[Source data]

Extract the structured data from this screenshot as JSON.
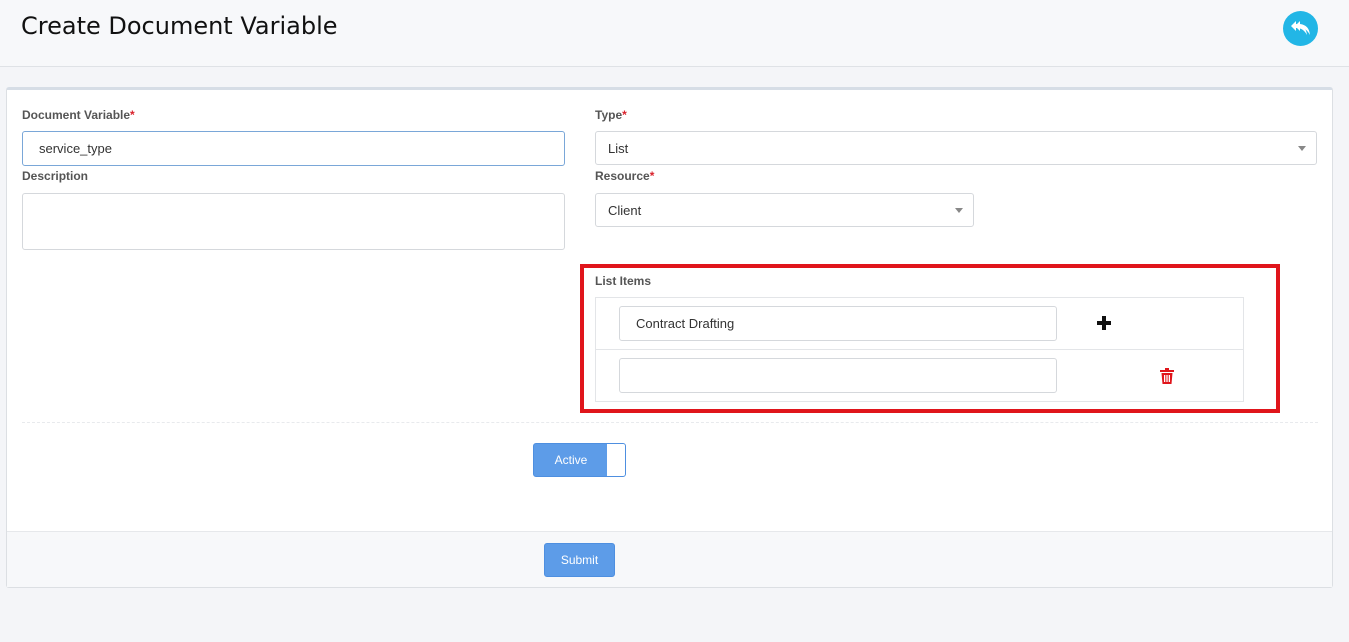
{
  "header": {
    "title": "Create Document Variable",
    "back_icon": "reply-icon",
    "back_color": "#22b6e6"
  },
  "form": {
    "document_variable": {
      "label": "Document Variable",
      "required_mark": "*",
      "value": "service_type"
    },
    "description": {
      "label": "Description",
      "value": ""
    },
    "type": {
      "label": "Type",
      "required_mark": "*",
      "selected": "List"
    },
    "resource": {
      "label": "Resource",
      "required_mark": "*",
      "selected": "Client"
    },
    "list_items": {
      "label": "List Items",
      "items": [
        {
          "value": "Contract Drafting",
          "action_icon": "plus-icon"
        },
        {
          "value": "",
          "action_icon": "trash-icon"
        }
      ]
    },
    "status_toggle": {
      "label": "Active",
      "on": true
    },
    "submit_label": "Submit"
  },
  "colors": {
    "accent": "#5d9ce8",
    "required": "#d9232d",
    "highlight": "#e0151b",
    "delete": "#e0151b"
  }
}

> PROBLEM STATEMENT: Set down the lines of the records above exactly, apart from the pictures.

> SOLVED PROBLEM:
Extract the structured data from this screenshot as JSON.
{
  "header": {
    "title": "Create Document Variable",
    "back_icon": "reply-icon",
    "back_color": "#22b6e6"
  },
  "form": {
    "document_variable": {
      "label": "Document Variable",
      "required_mark": "*",
      "value": "service_type"
    },
    "description": {
      "label": "Description",
      "value": ""
    },
    "type": {
      "label": "Type",
      "required_mark": "*",
      "selected": "List"
    },
    "resource": {
      "label": "Resource",
      "required_mark": "*",
      "selected": "Client"
    },
    "list_items": {
      "label": "List Items",
      "items": [
        {
          "value": "Contract Drafting",
          "action_icon": "plus-icon"
        },
        {
          "value": "",
          "action_icon": "trash-icon"
        }
      ]
    },
    "status_toggle": {
      "label": "Active",
      "on": true
    },
    "submit_label": "Submit"
  },
  "colors": {
    "accent": "#5d9ce8",
    "required": "#d9232d",
    "highlight": "#e0151b",
    "delete": "#e0151b"
  }
}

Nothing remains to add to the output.